Tally the lines containing the word "Amin", and report the tally alone.

Stored data
(begin)

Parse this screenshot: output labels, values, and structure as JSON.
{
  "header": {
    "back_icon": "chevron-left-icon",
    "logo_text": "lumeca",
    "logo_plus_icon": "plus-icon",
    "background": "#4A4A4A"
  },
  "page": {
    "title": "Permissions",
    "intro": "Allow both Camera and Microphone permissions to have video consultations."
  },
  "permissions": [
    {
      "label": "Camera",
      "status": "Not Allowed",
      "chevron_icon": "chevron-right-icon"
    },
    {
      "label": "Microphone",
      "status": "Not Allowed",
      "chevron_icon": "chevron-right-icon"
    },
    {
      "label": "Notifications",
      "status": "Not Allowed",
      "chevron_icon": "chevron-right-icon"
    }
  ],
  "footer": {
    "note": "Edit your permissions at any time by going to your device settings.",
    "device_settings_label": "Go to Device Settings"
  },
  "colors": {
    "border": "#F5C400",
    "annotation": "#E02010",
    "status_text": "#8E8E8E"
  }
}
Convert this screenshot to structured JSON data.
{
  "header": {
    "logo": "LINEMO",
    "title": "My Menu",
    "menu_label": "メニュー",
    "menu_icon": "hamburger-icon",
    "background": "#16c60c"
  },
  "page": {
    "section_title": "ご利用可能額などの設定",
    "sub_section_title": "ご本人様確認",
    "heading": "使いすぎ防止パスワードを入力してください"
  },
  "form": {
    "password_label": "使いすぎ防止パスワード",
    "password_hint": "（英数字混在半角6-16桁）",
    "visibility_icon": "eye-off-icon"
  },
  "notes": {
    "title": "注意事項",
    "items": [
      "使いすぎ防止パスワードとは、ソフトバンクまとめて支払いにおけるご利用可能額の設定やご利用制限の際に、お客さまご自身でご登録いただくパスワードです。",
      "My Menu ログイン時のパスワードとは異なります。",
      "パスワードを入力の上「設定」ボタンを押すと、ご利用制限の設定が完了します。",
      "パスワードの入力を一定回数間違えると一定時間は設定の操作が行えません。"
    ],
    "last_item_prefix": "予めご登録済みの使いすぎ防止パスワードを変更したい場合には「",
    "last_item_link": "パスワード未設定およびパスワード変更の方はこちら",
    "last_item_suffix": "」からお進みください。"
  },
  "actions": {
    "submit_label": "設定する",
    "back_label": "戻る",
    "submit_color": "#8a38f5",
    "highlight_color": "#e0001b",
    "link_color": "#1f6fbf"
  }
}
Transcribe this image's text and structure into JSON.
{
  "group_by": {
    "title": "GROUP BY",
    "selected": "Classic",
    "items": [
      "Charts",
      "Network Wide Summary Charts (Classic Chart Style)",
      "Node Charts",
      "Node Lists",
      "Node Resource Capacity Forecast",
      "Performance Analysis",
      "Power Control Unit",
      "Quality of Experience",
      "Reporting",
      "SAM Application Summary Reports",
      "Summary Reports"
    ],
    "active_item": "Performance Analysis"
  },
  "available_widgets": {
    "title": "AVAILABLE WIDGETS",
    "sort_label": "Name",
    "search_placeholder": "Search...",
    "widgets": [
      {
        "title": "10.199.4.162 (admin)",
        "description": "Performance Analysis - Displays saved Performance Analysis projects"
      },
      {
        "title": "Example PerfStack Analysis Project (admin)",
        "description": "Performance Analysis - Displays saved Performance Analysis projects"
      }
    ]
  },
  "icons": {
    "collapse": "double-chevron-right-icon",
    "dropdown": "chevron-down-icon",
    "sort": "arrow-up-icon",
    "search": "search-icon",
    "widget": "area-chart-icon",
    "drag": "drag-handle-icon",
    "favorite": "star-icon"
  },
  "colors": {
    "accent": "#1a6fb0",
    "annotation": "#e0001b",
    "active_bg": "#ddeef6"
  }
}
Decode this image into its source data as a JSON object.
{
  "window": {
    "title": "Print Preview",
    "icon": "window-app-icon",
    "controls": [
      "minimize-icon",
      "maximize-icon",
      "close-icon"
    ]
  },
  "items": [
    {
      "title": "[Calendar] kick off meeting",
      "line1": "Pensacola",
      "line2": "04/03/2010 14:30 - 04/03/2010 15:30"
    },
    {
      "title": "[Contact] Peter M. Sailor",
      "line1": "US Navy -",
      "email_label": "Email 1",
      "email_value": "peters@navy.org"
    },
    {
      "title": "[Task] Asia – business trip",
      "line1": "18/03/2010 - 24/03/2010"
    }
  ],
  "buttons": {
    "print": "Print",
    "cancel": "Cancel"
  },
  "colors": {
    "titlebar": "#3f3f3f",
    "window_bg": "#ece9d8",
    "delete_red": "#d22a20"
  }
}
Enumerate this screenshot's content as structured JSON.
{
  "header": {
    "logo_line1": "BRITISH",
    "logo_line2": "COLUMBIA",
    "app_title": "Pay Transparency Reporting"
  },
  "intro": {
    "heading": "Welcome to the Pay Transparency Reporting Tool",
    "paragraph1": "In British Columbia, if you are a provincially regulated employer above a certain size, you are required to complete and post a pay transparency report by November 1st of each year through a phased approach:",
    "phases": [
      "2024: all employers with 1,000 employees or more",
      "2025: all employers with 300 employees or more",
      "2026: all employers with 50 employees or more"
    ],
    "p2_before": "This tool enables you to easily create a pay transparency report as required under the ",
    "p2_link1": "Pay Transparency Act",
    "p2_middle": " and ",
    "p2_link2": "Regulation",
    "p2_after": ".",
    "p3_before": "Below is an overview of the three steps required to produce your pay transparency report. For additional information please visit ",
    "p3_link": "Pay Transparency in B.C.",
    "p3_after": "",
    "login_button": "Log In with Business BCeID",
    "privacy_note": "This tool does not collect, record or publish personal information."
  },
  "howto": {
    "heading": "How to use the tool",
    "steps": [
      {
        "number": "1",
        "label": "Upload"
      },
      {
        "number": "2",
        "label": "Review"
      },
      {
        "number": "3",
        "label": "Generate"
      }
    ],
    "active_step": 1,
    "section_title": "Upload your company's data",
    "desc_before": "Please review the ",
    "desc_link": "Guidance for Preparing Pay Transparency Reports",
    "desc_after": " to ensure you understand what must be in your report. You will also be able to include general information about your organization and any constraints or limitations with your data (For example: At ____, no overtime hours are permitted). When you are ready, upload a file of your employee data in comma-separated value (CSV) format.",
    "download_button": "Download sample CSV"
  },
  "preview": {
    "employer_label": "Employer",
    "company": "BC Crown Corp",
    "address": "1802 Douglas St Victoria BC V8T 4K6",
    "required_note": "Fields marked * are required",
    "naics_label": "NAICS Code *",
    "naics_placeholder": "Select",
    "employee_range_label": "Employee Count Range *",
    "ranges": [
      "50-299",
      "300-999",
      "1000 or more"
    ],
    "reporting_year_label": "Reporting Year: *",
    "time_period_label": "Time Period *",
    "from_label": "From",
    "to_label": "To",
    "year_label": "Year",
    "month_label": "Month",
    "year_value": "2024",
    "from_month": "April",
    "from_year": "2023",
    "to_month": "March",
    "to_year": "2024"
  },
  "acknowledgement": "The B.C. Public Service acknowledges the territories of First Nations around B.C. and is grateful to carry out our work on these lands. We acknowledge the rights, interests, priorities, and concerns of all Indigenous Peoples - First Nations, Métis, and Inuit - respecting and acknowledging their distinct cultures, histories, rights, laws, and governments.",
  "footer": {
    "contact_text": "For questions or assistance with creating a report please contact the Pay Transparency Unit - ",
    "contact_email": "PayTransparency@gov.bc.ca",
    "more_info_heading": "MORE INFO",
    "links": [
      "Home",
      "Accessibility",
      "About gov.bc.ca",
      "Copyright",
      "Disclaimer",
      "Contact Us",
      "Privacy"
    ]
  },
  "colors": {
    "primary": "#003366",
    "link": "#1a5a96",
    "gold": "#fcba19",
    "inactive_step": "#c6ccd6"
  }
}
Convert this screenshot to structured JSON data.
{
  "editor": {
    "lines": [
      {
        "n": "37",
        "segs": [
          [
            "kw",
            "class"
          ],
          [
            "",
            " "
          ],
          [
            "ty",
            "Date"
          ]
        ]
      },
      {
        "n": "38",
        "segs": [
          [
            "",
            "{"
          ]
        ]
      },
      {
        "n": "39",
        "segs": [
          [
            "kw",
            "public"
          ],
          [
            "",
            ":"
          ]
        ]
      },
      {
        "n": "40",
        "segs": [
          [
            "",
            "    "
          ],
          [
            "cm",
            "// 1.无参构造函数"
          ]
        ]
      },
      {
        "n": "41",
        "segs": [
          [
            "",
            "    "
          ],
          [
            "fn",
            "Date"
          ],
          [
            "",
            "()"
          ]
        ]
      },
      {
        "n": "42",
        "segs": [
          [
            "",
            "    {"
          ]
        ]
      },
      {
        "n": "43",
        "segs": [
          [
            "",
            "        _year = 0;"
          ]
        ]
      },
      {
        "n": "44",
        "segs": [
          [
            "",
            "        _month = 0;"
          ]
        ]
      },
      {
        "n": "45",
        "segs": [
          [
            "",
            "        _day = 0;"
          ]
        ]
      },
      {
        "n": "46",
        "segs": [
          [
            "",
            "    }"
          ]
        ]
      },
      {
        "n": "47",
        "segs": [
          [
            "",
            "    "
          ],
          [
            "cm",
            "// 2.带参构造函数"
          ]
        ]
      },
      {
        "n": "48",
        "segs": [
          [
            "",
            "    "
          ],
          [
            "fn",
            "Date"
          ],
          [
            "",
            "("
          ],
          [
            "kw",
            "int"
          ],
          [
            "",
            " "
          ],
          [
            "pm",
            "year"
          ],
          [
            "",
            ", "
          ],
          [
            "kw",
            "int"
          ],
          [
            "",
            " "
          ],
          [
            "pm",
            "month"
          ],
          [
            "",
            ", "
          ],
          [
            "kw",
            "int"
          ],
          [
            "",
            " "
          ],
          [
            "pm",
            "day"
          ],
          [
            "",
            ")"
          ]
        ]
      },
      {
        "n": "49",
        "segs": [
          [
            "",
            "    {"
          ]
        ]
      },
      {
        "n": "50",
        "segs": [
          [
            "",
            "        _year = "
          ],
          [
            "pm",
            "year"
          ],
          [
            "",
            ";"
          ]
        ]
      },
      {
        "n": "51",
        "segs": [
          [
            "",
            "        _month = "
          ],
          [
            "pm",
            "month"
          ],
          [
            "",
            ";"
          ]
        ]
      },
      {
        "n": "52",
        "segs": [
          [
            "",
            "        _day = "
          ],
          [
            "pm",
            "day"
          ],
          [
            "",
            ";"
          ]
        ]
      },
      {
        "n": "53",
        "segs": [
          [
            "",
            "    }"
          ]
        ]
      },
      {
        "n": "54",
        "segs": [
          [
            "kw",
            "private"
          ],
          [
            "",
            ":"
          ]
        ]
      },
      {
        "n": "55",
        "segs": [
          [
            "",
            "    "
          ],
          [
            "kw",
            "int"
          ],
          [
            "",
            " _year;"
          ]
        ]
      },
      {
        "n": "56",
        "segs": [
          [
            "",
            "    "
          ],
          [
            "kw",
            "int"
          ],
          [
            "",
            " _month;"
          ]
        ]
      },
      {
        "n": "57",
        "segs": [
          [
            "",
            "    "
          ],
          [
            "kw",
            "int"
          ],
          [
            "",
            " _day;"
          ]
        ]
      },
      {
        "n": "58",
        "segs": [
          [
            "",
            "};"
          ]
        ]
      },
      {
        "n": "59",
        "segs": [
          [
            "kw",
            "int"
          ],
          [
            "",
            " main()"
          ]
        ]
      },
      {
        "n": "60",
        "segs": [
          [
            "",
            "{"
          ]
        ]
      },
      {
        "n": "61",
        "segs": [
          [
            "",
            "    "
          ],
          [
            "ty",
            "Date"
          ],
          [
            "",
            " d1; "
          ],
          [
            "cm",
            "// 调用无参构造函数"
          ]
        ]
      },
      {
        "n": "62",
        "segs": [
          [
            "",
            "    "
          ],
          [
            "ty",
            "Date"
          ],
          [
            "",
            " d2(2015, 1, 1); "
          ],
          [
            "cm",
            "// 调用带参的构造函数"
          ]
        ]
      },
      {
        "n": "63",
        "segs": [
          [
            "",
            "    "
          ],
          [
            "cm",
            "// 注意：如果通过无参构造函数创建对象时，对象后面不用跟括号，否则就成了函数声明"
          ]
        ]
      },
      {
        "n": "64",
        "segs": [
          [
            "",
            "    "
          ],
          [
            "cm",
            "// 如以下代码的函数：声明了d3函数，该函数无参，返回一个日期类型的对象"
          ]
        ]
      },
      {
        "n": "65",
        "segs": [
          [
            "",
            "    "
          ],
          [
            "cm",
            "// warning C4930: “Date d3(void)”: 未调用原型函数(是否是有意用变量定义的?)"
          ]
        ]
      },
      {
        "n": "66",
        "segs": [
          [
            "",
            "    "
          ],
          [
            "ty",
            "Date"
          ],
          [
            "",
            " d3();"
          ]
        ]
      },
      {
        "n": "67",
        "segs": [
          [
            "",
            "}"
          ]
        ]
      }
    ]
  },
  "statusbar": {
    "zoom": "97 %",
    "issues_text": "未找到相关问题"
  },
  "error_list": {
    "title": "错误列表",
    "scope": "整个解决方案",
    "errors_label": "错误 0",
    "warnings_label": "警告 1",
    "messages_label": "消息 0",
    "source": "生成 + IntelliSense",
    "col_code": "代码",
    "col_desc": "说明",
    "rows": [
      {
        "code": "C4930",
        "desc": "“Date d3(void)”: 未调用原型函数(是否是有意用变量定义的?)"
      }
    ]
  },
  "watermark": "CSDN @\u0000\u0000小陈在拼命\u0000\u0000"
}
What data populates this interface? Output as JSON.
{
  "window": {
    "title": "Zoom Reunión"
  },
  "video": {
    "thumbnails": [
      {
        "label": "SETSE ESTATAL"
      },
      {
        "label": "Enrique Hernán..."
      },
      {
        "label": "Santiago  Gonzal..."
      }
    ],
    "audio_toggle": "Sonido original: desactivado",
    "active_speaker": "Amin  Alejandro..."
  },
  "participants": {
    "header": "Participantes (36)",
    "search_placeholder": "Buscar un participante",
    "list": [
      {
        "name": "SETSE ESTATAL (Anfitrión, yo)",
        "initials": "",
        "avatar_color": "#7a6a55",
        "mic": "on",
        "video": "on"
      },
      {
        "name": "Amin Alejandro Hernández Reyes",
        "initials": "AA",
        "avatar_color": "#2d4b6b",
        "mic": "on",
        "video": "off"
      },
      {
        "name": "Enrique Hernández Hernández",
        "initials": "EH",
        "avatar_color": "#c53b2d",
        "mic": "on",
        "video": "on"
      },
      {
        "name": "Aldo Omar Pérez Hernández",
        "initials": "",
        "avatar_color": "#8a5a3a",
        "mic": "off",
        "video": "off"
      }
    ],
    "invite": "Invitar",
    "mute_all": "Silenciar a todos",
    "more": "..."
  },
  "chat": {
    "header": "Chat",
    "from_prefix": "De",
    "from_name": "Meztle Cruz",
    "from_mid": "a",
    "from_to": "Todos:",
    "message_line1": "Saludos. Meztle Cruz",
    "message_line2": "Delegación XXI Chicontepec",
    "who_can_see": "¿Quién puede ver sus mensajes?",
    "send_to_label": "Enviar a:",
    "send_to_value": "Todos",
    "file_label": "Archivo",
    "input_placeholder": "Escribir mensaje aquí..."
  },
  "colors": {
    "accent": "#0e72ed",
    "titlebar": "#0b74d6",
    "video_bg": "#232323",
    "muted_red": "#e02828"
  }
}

(end)

▶ [THE ANSWER] 2